* Dataset entries
▬▬▬

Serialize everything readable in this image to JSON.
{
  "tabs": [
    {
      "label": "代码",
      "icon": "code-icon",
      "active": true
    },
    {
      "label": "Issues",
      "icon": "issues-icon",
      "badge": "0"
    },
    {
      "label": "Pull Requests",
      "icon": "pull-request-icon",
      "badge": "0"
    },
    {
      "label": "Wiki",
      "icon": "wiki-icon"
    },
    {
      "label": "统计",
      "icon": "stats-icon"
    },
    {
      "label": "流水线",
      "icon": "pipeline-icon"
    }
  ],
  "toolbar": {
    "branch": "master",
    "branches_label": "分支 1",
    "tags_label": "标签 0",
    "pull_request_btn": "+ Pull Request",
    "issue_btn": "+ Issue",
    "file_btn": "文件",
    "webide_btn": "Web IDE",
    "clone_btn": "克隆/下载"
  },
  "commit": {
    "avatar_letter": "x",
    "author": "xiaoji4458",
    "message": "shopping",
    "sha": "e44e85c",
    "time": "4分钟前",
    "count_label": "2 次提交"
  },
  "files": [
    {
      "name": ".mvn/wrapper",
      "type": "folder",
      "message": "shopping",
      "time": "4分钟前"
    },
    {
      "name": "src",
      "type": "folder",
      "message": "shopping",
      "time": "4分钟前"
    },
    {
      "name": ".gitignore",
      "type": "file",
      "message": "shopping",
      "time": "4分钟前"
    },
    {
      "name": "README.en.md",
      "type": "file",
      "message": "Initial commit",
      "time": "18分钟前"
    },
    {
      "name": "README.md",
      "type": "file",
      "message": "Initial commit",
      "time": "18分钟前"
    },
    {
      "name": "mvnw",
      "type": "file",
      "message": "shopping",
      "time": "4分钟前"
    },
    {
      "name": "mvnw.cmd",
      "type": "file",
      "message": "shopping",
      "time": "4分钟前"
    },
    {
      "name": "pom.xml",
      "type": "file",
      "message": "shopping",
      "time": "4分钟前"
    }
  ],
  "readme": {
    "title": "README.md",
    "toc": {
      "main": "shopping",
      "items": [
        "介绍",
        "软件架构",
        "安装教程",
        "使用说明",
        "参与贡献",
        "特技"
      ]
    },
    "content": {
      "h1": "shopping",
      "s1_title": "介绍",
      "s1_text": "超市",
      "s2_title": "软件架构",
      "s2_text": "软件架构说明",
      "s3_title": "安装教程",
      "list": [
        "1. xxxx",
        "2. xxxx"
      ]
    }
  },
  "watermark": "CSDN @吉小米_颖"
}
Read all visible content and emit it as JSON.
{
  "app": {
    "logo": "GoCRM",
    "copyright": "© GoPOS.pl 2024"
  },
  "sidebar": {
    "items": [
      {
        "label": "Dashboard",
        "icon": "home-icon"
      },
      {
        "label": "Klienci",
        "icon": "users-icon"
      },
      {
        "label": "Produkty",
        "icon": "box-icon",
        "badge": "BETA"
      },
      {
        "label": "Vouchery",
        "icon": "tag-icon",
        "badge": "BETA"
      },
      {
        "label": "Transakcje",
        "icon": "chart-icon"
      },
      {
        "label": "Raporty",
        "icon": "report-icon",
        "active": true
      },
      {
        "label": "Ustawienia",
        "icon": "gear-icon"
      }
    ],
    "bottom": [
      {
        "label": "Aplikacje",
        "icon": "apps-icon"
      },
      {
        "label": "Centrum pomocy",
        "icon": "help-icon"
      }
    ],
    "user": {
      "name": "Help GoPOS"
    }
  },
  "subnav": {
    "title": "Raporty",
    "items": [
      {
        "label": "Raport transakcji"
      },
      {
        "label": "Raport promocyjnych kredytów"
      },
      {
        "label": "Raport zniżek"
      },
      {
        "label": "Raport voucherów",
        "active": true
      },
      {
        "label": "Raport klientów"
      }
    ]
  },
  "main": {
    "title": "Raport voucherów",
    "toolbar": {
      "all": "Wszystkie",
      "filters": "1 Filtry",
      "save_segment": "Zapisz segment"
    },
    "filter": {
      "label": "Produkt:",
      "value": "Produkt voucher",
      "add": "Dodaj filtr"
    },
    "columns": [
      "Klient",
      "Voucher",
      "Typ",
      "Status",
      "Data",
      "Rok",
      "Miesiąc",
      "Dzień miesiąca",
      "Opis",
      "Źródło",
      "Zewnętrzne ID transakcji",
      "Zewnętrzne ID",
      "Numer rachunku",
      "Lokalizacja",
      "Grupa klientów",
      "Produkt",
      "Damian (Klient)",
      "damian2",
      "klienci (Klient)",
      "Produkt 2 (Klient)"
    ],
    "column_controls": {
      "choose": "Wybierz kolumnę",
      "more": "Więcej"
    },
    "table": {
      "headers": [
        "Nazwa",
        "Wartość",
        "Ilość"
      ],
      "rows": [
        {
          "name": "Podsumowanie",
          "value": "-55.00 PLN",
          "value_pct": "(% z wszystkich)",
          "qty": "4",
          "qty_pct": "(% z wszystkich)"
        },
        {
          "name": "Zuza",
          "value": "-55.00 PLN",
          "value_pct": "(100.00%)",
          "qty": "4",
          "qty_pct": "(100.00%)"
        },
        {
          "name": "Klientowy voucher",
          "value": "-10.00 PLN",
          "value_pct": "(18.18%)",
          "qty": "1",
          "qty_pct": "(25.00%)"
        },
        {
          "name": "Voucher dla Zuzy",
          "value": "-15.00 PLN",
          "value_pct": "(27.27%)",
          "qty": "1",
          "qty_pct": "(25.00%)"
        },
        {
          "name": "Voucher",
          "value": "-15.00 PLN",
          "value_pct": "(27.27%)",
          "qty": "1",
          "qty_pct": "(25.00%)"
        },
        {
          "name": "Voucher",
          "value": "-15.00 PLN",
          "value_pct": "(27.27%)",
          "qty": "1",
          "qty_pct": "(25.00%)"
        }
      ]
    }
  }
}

▬▬▬

* REQUIRED WORK
Return all of the data word for word.

* IN RESPONSE
Serialize everything readable in this image to JSON.
{
  "tabs": [
    {
      "label": "代码",
      "icon": "code-icon",
      "active": true
    },
    {
      "label": "Issues",
      "icon": "issues-icon",
      "badge": "0"
    },
    {
      "label": "Pull Requests",
      "icon": "pull-request-icon",
      "badge": "0"
    },
    {
      "label": "Wiki",
      "icon": "wiki-icon"
    },
    {
      "label": "统计",
      "icon": "stats-icon"
    },
    {
      "label": "流水线",
      "icon": "pipeline-icon"
    }
  ],
  "toolbar": {
    "branch": "master",
    "branches_label": "分支 1",
    "tags_label": "标签 0",
    "pull_request_btn": "+ Pull Request",
    "issue_btn": "+ Issue",
    "file_btn": "文件",
    "webide_btn": "Web IDE",
    "clone_btn": "克隆/下载"
  },
  "commit": {
    "avatar_letter": "x",
    "author": "xiaoji4458",
    "message": "shopping",
    "sha": "e44e85c",
    "time": "4分钟前",
    "count_label": "2 次提交"
  },
  "files": [
    {
      "name": ".mvn/wrapper",
      "type": "folder",
      "message": "shopping",
      "time": "4分钟前"
    },
    {
      "name": "src",
      "type": "folder",
      "message": "shopping",
      "time": "4分钟前"
    },
    {
      "name": ".gitignore",
      "type": "file",
      "message": "shopping",
      "time": "4分钟前"
    },
    {
      "name": "README.en.md",
      "type": "file",
      "message": "Initial commit",
      "time": "18分钟前"
    },
    {
      "name": "README.md",
      "type": "file",
      "message": "Initial commit",
      "time": "18分钟前"
    },
    {
      "name": "mvnw",
      "type": "file",
      "message": "shopping",
      "time": "4分钟前"
    },
    {
      "name": "mvnw.cmd",
      "type": "file",
      "message": "shopping",
      "time": "4分钟前"
    },
    {
      "name": "pom.xml",
      "type": "file",
      "message": "shopping",
      "time": "4分钟前"
    }
  ],
  "readme": {
    "title": "README.md",
    "toc": {
      "main": "shopping",
      "items": [
        "介绍",
        "软件架构",
        "安装教程",
        "使用说明",
        "参与贡献",
        "特技"
      ]
    },
    "content": {
      "h1": "shopping",
      "s1_title": "介绍",
      "s1_text": "超市",
      "s2_title": "软件架构",
      "s2_text": "软件架构说明",
      "s3_title": "安装教程",
      "list": [
        "1. xxxx",
        "2. xxxx"
      ]
    }
  },
  "watermark": "CSDN @吉小米_颖"
}
Read all visible content and emit it as JSON.
{
  "app": {
    "logo": "GoCRM",
    "copyright": "© GoPOS.pl 2024"
  },
  "sidebar": {
    "items": [
      {
        "label": "Dashboard",
        "icon": "home-icon"
      },
      {
        "label": "Klienci",
        "icon": "users-icon"
      },
      {
        "label": "Produkty",
        "icon": "box-icon",
        "badge": "BETA"
      },
      {
        "label": "Vouchery",
        "icon": "tag-icon",
        "badge": "BETA"
      },
      {
        "label": "Transakcje",
        "icon": "chart-icon"
      },
      {
        "label": "Raporty",
        "icon": "report-icon",
        "active": true
      },
      {
        "label": "Ustawienia",
        "icon": "gear-icon"
      }
    ],
    "bottom": [
      {
        "label": "Aplikacje",
        "icon": "apps-icon"
      },
      {
        "label": "Centrum pomocy",
        "icon": "help-icon"
      }
    ],
    "user": {
      "name": "Help GoPOS"
    }
  },
  "subnav": {
    "title": "Raporty",
    "items": [
      {
        "label": "Raport transakcji"
      },
      {
        "label": "Raport promocyjnych kredytów"
      },
      {
        "label": "Raport zniżek"
      },
      {
        "label": "Raport voucherów",
        "active": true
      },
      {
        "label": "Raport klientów"
      }
    ]
  },
  "main": {
    "title": "Raport voucherów",
    "toolbar": {
      "all": "Wszystkie",
      "filters": "1 Filtry",
      "save_segment": "Zapisz segment"
    },
    "filter": {
      "label": "Produkt:",
      "value": "Produkt voucher",
      "add": "Dodaj filtr"
    },
    "columns": [
      "Klient",
      "Voucher",
      "Typ",
      "Status",
      "Data",
      "Rok",
      "Miesiąc",
      "Dzień miesiąca",
      "Opis",
      "Źródło",
      "Zewnętrzne ID transakcji",
      "Zewnętrzne ID",
      "Numer rachunku",
      "Lokalizacja",
      "Grupa klientów",
      "Produkt",
      "Damian (Klient)",
      "damian2",
      "klienci (Klient)",
      "Produkt 2 (Klient)"
    ],
    "column_controls": {
      "choose": "Wybierz kolumnę",
      "more": "Więcej"
    },
    "table": {
      "headers": [
        "Nazwa",
        "Wartość",
        "Ilość"
      ],
      "rows": [
        {
          "name": "Podsumowanie",
          "value": "-55.00 PLN",
          "value_pct": "(% z wszystkich)",
          "qty": "4",
          "qty_pct": "(% z wszystkich)"
        },
        {
          "name": "Zuza",
          "value": "-55.00 PLN",
          "value_pct": "(100.00%)",
          "qty": "4",
          "qty_pct": "(100.00%)"
        },
        {
          "name": "Klientowy voucher",
          "value": "-10.00 PLN",
          "value_pct": "(18.18%)",
          "qty": "1",
          "qty_pct": "(25.00%)"
        },
        {
          "name": "Voucher dla Zuzy",
          "value": "-15.00 PLN",
          "value_pct": "(27.27%)",
          "qty": "1",
          "qty_pct": "(25.00%)"
        },
        {
          "name": "Voucher",
          "value": "-15.00 PLN",
          "value_pct": "(27.27%)",
          "qty": "1",
          "qty_pct": "(25.00%)"
        },
        {
          "name": "Voucher",
          "value": "-15.00 PLN",
          "value_pct": "(27.27%)",
          "qty": "1",
          "qty_pct": "(25.00%)"
        }
      ]
    }
  }
}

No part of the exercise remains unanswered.